Work to be completed: In the records below, write out the lines without changes, starting at the line that contains "482, 267, 502]" and stopping after the line that contains "545, 61, 559]".

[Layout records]
——————————

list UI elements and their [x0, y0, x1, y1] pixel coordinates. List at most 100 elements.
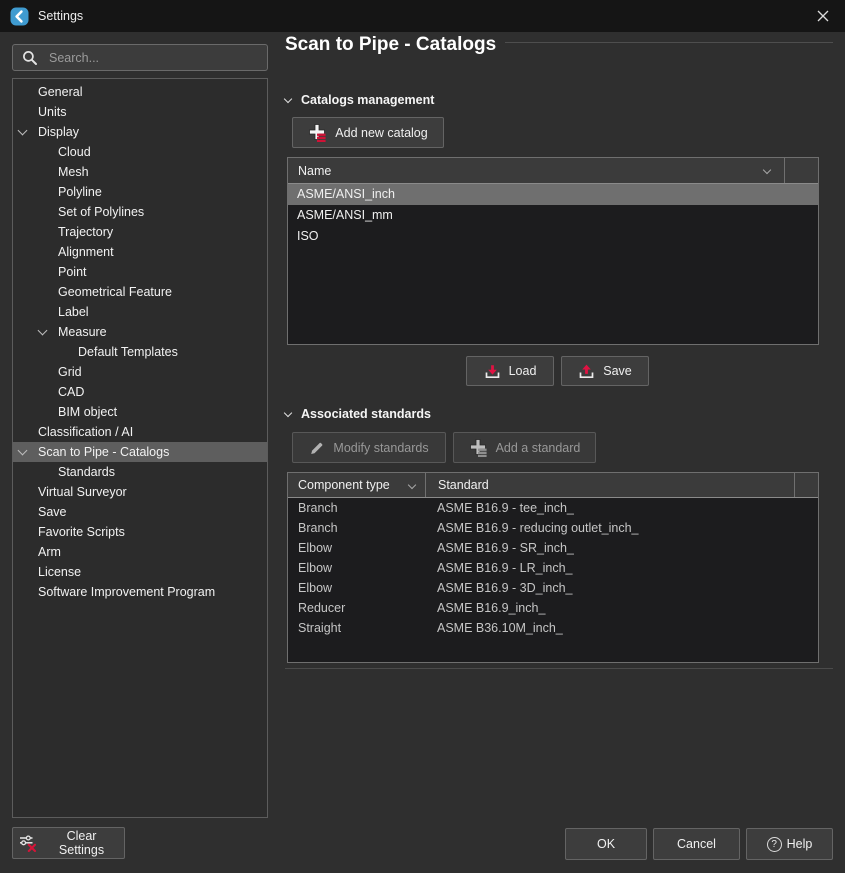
sidebar-item-virtual-surveyor[interactable]: Virtual Surveyor	[13, 482, 267, 502]
standard-row-straight-asme-b36-10m-inch[interactable]: StraightASME B36.10M_inch_	[288, 618, 818, 638]
settings-window: Settings General Units Display CloudMesh Pol…	[0, 0, 845, 873]
sidebar-item-favorite-scripts[interactable]: Favorite Scripts	[13, 522, 267, 542]
sidebar-item-label: Display	[38, 125, 79, 139]
sidebar-item-license[interactable]: License	[13, 562, 267, 582]
help-label: Help	[787, 837, 813, 851]
column-header-component-type[interactable]: Component type	[288, 473, 425, 497]
standard-row-elbow-asme-b16-9-3d-inch[interactable]: ElbowASME B16.9 - 3D_inch_	[288, 578, 818, 598]
sidebar-item-label: Virtual Surveyor	[38, 485, 127, 499]
ok-label: OK	[597, 837, 615, 851]
column-header-standard[interactable]: Standard	[425, 473, 794, 497]
sidebar-item-units[interactable]: Units	[13, 102, 267, 122]
standard-row-elbow-asme-b16-9-sr-inch[interactable]: ElbowASME B16.9 - SR_inch_	[288, 538, 818, 558]
add-new-catalog-button[interactable]: Add new catalog	[292, 117, 444, 148]
component-type-cell: Reducer	[288, 598, 425, 618]
sidebar-item-classification-ai[interactable]: Classification / AI	[13, 422, 267, 442]
sidebar-item-cloud[interactable]: Cloud	[13, 142, 267, 162]
sidebar-item-label: Software Improvement Program	[38, 585, 215, 599]
chevron-down-icon[interactable]	[18, 127, 27, 136]
sidebar-item-label: Units	[38, 105, 66, 119]
modify-standards-button[interactable]: Modify standards	[292, 432, 446, 463]
sidebar-item-label: Arm	[38, 545, 61, 559]
sidebar-item-label: Favorite Scripts	[38, 525, 125, 539]
standard-row-reducer-asme-b16-9-inch[interactable]: ReducerASME B16.9_inch_	[288, 598, 818, 618]
add-standard-button[interactable]: Add a standard	[453, 432, 596, 463]
sidebar-item-display[interactable]: Display	[13, 122, 267, 142]
sidebar-item-label: BIM object	[58, 405, 117, 419]
standard-cell: ASME B16.9 - SR_inch_	[425, 538, 574, 558]
column-header-name[interactable]: Name	[288, 158, 784, 183]
sidebar-item-label: Trajectory	[58, 225, 113, 239]
standards-table-header: Component type Standard	[288, 473, 818, 498]
clear-settings-button[interactable]: Clear Settings	[12, 827, 125, 859]
search-icon	[22, 50, 38, 66]
titlebar: Settings	[0, 0, 845, 32]
column-header-extra	[784, 158, 818, 183]
component-type-cell: Branch	[288, 498, 425, 518]
sidebar-item-label[interactable]: Label	[13, 302, 267, 322]
standard-cell: ASME B16.9 - LR_inch_	[425, 558, 573, 578]
sidebar-item-mesh[interactable]: Mesh	[13, 162, 267, 182]
sidebar-item-label: General	[38, 85, 82, 99]
sidebar-item-label: Geometrical Feature	[58, 285, 172, 299]
add-icon	[469, 438, 488, 457]
cancel-button[interactable]: Cancel	[653, 828, 740, 860]
standard-cell: ASME B36.10M_inch_	[425, 618, 563, 638]
add-icon	[308, 123, 327, 142]
sidebar-item-general[interactable]: General	[13, 82, 267, 102]
section-title: Associated standards	[301, 407, 431, 421]
sidebar-item-save[interactable]: Save	[13, 502, 267, 522]
search-input[interactable]	[47, 50, 258, 66]
search-box	[12, 44, 268, 71]
sidebar-item-point[interactable]: Point	[13, 262, 267, 282]
column-header-extra	[794, 473, 818, 497]
app-icon	[10, 7, 29, 26]
catalog-row-iso[interactable]: ISO	[288, 226, 818, 247]
save-button[interactable]: Save	[561, 356, 649, 386]
clear-settings-label: Clear Settings	[45, 829, 118, 857]
sidebar-item-software-improvement-program[interactable]: Software Improvement Program	[13, 582, 267, 602]
section-title: Catalogs management	[301, 93, 434, 107]
sidebar-item-standards[interactable]: Standards	[13, 462, 267, 482]
sidebar-item-trajectory[interactable]: Trajectory	[13, 222, 267, 242]
help-button[interactable]: ? Help	[746, 828, 833, 860]
add-new-catalog-label: Add new catalog	[335, 126, 427, 140]
section-collapse-chevron-down-icon[interactable]	[284, 96, 293, 105]
divider	[285, 668, 833, 669]
sidebar-item-label: Polyline	[58, 185, 102, 199]
sidebar-item-label: CAD	[58, 385, 84, 399]
sidebar-item-label: Point	[58, 265, 87, 279]
load-button[interactable]: Load	[466, 356, 554, 386]
chevron-down-icon[interactable]	[18, 447, 27, 456]
window-title: Settings	[38, 9, 83, 23]
sidebar-item-bim-object[interactable]: BIM object	[13, 402, 267, 422]
sidebar-item-scan-to-pipe-catalogs[interactable]: Scan to Pipe - Catalogs	[13, 442, 267, 462]
component-type-cell: Elbow	[288, 578, 425, 598]
catalog-row-asme-ansi-inch[interactable]: ASME/ANSI_inch	[288, 184, 818, 205]
catalogs-table-header: Name	[288, 158, 818, 184]
section-collapse-chevron-down-icon[interactable]	[284, 410, 293, 419]
sidebar-item-grid[interactable]: Grid	[13, 362, 267, 382]
close-button[interactable]	[810, 5, 836, 27]
sidebar-item-polyline[interactable]: Polyline	[13, 182, 267, 202]
component-type-cell: Straight	[288, 618, 425, 638]
sidebar-item-set-of-polylines[interactable]: Set of Polylines	[13, 202, 267, 222]
sidebar-item-alignment[interactable]: Alignment	[13, 242, 267, 262]
standard-row-elbow-asme-b16-9-lr-inch[interactable]: ElbowASME B16.9 - LR_inch_	[288, 558, 818, 578]
catalog-row-asme-ansi-mm[interactable]: ASME/ANSI_mm	[288, 205, 818, 226]
close-icon	[817, 10, 829, 22]
sidebar-item-cad[interactable]: CAD	[13, 382, 267, 402]
sidebar-item-measure[interactable]: Measure	[13, 322, 267, 342]
sidebar-item-arm[interactable]: Arm	[13, 542, 267, 562]
sidebar-item-label: Set of Polylines	[58, 205, 144, 219]
sidebar-item-label: License	[38, 565, 81, 579]
standard-row-branch-asme-b16-9-tee-inch[interactable]: BranchASME B16.9 - tee_inch_	[288, 498, 818, 518]
page-title: Scan to Pipe - Catalogs	[285, 34, 496, 56]
ok-button[interactable]: OK	[565, 828, 647, 860]
standards-table: Component type Standard BranchASME B16.9…	[287, 472, 819, 663]
sidebar-item-default-templates[interactable]: Default Templates	[13, 342, 267, 362]
sidebar-item-geometrical-feature[interactable]: Geometrical Feature	[13, 282, 267, 302]
chevron-down-icon[interactable]	[38, 327, 47, 336]
sidebar-item-label: Grid	[58, 365, 82, 379]
standard-row-branch-asme-b16-9-reducing-outlet-inch[interactable]: BranchASME B16.9 - reducing outlet_inch_	[288, 518, 818, 538]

——————————

Answer to the task:
sidebar-item-virtual-surveyor[interactable]: Virtual Surveyor	[13, 482, 267, 502]
standard-row-straight-asme-b36-10m-inch[interactable]: StraightASME B36.10M_inch_	[288, 618, 818, 638]
settings-window: Settings General Units Display CloudMesh Pol…	[0, 0, 845, 873]
sidebar-item-favorite-scripts[interactable]: Favorite Scripts	[13, 522, 267, 542]
sidebar-item-label: Display	[38, 125, 79, 139]
sidebar-item-license[interactable]: License	[13, 562, 267, 582]
help-label: Help	[787, 837, 813, 851]
column-header-component-type[interactable]: Component type	[288, 473, 425, 497]
standard-row-elbow-asme-b16-9-3d-inch[interactable]: ElbowASME B16.9 - 3D_inch_	[288, 578, 818, 598]
sidebar-item-label: Virtual Surveyor	[38, 485, 127, 499]
ok-label: OK	[597, 837, 615, 851]
column-header-standard[interactable]: Standard	[425, 473, 794, 497]
sidebar-item-units[interactable]: Units	[13, 102, 267, 122]
standard-row-elbow-asme-b16-9-sr-inch[interactable]: ElbowASME B16.9 - SR_inch_	[288, 538, 818, 558]
add-new-catalog-button[interactable]: Add new catalog	[292, 117, 444, 148]
component-type-cell: Reducer	[288, 598, 425, 618]
sidebar-item-classification-ai[interactable]: Classification / AI	[13, 422, 267, 442]
sidebar-item-cloud[interactable]: Cloud	[13, 142, 267, 162]
sidebar-item-label: Software Improvement Program	[38, 585, 215, 599]
chevron-down-icon[interactable]	[18, 127, 27, 136]
sidebar-item-label: Units	[38, 105, 66, 119]
modify-standards-button[interactable]: Modify standards	[292, 432, 446, 463]
sidebar-item-label: Arm	[38, 545, 61, 559]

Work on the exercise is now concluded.